Не доходя, примерно, 400-500 шагов, он начал медленно заходить налево кругом; за ним пошла вся колонна.
Через несколько минут Гороховец, уже спокойной рысью, привел пулеметы назад, не потеряв ни одной лошади и сохранив в целости и невредимости оба пулемета. Все произошло так молниеносно, что даже австрийцы опомнились и открыли сильный огонь только тогда, когда все уже было кончено.
Гороховец, взволнованный и сконфуженный, не знал куда деваться от благодарностей и похвал, которые сыпались на него со всех сторон. Он как будто не сознавал, что все это сделал именно он — Гороховец… Никогда он не мог передать своих внутренних переживаний: как вселилась в него такая счастливая мысль, а в особенности — мгновенная решимость, не знавшая ни сомнений, ни колебаний…
Я часто рассказывал в наших офицерских беседах об описанном случае с пулеметами и задавал вопрос — как поступили бы слушатели в подобном случае? Ни разу я не получил ни одного удовлетворительного ответа. Только артиллеристы предлагали расстрелять беглым огнем лошадей, а потом, ночью, в темноте, вывезти пулеметы, но шансы спасти пулеметы были минимальные и даже самая возможность расстрела лошадей была весьма гадательна, так как при системе стрельбы с закрытых позиций, по указаниям наблюдателя, все внимание которого обращено на действия противника, несущаяся с нашей стороны к противнику запряжка могла быть взята под огонь только перед самым носом противника, то есть слишком поздно, чтобы можно было спасти пулеметы.
Гороховец, несомненно, мог бы взять патент на свое изобретение.
В ожидании такового, он вечером того же дня приказом по Сводно-Кавалерийскому корпусу был награжден Георгиевским крестом 4-ой степени.
В апреле 1915 года я был назначен командиром IX корпуса и с большим сожалением расстался с моим верным стремянным, не чая его больше видеть. Но судьба решила иначе.
В конце того же года готовился первый большой прорыв укрепленной неприятельской позиции на Юго-Западном фронте, на р. Стрипе. Для преследования противника, в случае удачи, была собрана под моим начальством внушительная масса из 4-х кавалерийских дивизий: (9-я, 12-я, Кавказская и Сводная: полки Л. гв. Уланский Его Величества, Гродненский гусарский и Заамурская конная бригада).
Прорыв фронта не удался. Операция была отменена, кавалерийский корпус был расформирован, и я, не солоно хлебавши, возвращался в свой ІХ-й армейский корпус, стоявший на фронте, в районе Минска.

▸ **ИСХОДНЫЕ ДАННЫЕ**:

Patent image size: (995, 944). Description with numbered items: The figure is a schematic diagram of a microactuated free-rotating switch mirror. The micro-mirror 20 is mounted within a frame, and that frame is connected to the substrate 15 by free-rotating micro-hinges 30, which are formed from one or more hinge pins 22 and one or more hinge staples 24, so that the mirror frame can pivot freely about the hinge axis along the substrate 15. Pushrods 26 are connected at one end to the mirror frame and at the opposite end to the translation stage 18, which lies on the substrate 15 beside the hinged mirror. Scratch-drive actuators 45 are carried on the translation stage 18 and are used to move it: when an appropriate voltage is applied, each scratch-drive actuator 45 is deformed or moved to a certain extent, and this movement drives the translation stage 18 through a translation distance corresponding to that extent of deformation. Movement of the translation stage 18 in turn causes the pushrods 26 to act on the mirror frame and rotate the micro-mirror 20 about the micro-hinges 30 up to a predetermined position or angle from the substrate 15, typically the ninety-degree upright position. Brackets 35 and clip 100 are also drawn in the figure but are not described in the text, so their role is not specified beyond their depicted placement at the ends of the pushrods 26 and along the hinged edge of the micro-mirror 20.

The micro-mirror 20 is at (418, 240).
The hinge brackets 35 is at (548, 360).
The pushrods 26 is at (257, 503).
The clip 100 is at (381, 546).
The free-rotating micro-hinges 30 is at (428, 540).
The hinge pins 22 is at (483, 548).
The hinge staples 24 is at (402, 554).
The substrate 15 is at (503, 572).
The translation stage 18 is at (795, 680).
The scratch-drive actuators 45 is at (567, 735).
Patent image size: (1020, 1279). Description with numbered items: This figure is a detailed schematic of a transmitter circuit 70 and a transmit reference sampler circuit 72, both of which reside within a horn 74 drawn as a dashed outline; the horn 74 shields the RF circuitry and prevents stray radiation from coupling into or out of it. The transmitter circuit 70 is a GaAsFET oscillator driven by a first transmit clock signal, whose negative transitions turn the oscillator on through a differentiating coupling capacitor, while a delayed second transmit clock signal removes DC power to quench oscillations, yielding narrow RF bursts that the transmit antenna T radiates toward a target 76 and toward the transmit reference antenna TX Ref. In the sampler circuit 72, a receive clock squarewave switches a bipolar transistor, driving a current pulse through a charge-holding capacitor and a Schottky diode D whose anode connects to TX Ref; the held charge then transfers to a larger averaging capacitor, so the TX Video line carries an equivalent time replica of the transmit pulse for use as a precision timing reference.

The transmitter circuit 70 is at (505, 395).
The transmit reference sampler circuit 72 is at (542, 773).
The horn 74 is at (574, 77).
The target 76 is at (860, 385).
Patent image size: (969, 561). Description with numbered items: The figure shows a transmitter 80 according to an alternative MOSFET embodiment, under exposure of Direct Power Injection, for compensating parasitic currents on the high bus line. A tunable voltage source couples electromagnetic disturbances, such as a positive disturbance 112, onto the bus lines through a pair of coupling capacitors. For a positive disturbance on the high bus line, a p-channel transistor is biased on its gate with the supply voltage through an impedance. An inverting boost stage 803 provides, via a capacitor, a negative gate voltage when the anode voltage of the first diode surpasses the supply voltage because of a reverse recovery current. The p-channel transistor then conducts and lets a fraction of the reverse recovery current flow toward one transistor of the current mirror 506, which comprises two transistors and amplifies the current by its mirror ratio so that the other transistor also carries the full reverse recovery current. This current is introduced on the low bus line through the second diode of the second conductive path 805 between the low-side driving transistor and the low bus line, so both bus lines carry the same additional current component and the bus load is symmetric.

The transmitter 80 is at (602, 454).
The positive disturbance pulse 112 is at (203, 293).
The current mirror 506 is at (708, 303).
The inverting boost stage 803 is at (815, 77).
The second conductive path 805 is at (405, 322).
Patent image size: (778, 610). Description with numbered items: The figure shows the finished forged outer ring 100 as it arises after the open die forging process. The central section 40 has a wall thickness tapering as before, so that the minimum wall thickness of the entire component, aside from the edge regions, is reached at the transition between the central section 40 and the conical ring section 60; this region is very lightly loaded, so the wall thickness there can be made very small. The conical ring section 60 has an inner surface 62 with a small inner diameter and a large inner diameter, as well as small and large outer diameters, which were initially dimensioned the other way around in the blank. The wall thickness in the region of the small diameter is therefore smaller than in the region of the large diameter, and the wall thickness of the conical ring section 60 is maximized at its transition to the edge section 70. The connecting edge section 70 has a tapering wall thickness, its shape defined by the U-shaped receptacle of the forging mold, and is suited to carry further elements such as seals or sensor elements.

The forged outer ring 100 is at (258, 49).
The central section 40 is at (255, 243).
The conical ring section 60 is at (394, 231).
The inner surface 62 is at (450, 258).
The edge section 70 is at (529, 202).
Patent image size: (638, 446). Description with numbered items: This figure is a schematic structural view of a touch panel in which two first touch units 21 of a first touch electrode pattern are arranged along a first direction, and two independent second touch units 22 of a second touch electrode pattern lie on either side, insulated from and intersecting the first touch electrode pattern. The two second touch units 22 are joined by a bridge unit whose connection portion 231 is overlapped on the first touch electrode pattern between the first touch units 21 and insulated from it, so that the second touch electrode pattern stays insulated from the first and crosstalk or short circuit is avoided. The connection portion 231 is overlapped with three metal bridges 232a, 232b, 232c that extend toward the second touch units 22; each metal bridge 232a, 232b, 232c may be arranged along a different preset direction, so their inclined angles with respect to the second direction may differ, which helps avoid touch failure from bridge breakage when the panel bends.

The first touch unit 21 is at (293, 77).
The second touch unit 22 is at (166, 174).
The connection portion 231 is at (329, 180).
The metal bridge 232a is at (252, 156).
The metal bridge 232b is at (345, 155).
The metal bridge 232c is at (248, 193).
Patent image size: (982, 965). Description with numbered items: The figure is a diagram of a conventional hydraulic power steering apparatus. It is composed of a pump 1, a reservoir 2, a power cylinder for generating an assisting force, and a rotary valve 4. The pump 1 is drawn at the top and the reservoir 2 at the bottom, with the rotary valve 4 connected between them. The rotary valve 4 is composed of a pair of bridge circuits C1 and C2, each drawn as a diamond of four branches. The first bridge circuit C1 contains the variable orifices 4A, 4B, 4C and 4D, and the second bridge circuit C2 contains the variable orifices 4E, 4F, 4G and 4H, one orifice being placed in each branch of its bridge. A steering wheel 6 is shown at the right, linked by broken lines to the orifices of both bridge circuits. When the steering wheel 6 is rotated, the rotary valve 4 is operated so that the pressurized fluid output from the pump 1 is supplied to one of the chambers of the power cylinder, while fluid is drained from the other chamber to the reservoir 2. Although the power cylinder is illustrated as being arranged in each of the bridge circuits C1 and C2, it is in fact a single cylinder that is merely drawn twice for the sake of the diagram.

▸ **ЗАДАНИЕ**: Какой награды был удостоен Гороховец, согласно отрывку о спасении пулеметов?

▸ **ОЖИДАЕМЫЙ ОТВЕТ**: Георгиевского креста 4-ой степени.